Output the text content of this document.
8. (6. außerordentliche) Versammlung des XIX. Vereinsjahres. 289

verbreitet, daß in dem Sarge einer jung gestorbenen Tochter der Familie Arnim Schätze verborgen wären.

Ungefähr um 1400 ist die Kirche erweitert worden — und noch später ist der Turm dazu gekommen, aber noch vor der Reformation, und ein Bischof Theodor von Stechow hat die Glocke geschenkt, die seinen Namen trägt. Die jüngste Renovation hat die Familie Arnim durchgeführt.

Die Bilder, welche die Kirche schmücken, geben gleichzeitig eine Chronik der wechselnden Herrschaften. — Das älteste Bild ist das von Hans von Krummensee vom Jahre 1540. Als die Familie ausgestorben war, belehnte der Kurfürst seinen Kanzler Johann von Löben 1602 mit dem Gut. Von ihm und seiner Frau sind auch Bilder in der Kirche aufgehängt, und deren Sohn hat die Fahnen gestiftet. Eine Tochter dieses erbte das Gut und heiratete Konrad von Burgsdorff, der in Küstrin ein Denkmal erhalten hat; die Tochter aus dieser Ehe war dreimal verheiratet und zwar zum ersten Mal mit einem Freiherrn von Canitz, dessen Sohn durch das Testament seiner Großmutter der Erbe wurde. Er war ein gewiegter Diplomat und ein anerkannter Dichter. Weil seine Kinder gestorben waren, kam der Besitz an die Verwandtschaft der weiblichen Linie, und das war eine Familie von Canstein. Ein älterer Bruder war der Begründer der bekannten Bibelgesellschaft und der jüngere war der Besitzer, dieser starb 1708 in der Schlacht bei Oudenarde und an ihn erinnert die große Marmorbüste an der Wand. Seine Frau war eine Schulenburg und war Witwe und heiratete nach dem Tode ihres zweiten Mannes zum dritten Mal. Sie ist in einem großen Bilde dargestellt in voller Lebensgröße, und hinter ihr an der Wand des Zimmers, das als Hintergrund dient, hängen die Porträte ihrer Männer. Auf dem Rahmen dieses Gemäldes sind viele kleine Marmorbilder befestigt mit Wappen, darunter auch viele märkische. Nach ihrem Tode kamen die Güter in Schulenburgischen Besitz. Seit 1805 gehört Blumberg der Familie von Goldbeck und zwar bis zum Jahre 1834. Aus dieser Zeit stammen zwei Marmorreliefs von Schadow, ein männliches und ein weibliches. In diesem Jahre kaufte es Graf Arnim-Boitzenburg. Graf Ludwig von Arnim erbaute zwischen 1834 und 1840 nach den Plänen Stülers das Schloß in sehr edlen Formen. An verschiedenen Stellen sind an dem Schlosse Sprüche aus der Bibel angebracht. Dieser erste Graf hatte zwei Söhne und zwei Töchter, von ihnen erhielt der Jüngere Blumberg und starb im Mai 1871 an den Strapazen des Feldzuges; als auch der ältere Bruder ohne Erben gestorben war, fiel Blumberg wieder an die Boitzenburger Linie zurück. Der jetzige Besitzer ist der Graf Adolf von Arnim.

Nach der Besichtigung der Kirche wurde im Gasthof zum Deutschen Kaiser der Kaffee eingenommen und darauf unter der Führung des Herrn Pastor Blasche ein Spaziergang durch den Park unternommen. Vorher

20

□ □ □ □ □ □ □

What is needed =>
Print the entries exactly.

Finished task =>
Output the text content of this document.
8. (6. außerordentliche) Versammlung des XIX. Vereinsjahres. 289

verbreitet, daß in dem Sarge einer jung gestorbenen Tochter der Familie Arnim Schätze verborgen wären.

Ungefähr um 1400 ist die Kirche erweitert worden — und noch später ist der Turm dazu gekommen, aber noch vor der Reformation, und ein Bischof Theodor von Stechow hat die Glocke geschenkt, die seinen Namen trägt. Die jüngste Renovation hat die Familie Arnim durchgeführt.

Die Bilder, welche die Kirche schmücken, geben gleichzeitig eine Chronik der wechselnden Herrschaften. — Das älteste Bild ist das von Hans von Krummensee vom Jahre 1540. Als die Familie ausgestorben war, belehnte der Kurfürst seinen Kanzler Johann von Löben 1602 mit dem Gut. Von ihm und seiner Frau sind auch Bilder in der Kirche aufgehängt, und deren Sohn hat die Fahnen gestiftet. Eine Tochter dieses erbte das Gut und heiratete Konrad von Burgsdorff, der in Küstrin ein Denkmal erhalten hat; die Tochter aus dieser Ehe war dreimal verheiratet und zwar zum ersten Mal mit einem Freiherrn von Canitz, dessen Sohn durch das Testament seiner Großmutter der Erbe wurde. Er war ein gewiegter Diplomat und ein anerkannter Dichter. Weil seine Kinder gestorben waren, kam der Besitz an die Verwandtschaft der weiblichen Linie, und das war eine Familie von Canstein. Ein älterer Bruder war der Begründer der bekannten Bibelgesellschaft und der jüngere war der Besitzer, dieser starb 1708 in der Schlacht bei Oudenarde und an ihn erinnert die große Marmorbüste an der Wand. Seine Frau war eine Schulenburg und war Witwe und heiratete nach dem Tode ihres zweiten Mannes zum dritten Mal. Sie ist in einem großen Bilde dargestellt in voller Lebensgröße, und hinter ihr an der Wand des Zimmers, das als Hintergrund dient, hängen die Porträte ihrer Männer. Auf dem Rahmen dieses Gemäldes sind viele kleine Marmorbilder befestigt mit Wappen, darunter auch viele märkische. Nach ihrem Tode kamen die Güter in Schulenburgischen Besitz. Seit 1805 gehört Blumberg der Familie von Goldbeck und zwar bis zum Jahre 1834. Aus dieser Zeit stammen zwei Marmorreliefs von Schadow, ein männliches und ein weibliches. In diesem Jahre kaufte es Graf Arnim-Boitzenburg. Graf Ludwig von Arnim erbaute zwischen 1834 und 1840 nach den Plänen Stülers das Schloß in sehr edlen Formen. An verschiedenen Stellen sind an dem Schlosse Sprüche aus der Bibel angebracht. Dieser erste Graf hatte zwei Söhne und zwei Töchter, von ihnen erhielt der Jüngere Blumberg und starb im Mai 1871 an den Strapazen des Feldzuges; als auch der ältere Bruder ohne Erben gestorben war, fiel Blumberg wieder an die Boitzenburger Linie zurück. Der jetzige Besitzer ist der Graf Adolf von Arnim.

Nach der Besichtigung der Kirche wurde im Gasthof zum Deutschen Kaiser der Kaffee eingenommen und darauf unter der Führung des Herrn Pastor Blasche ein Spaziergang durch den Park unternommen. Vorher

20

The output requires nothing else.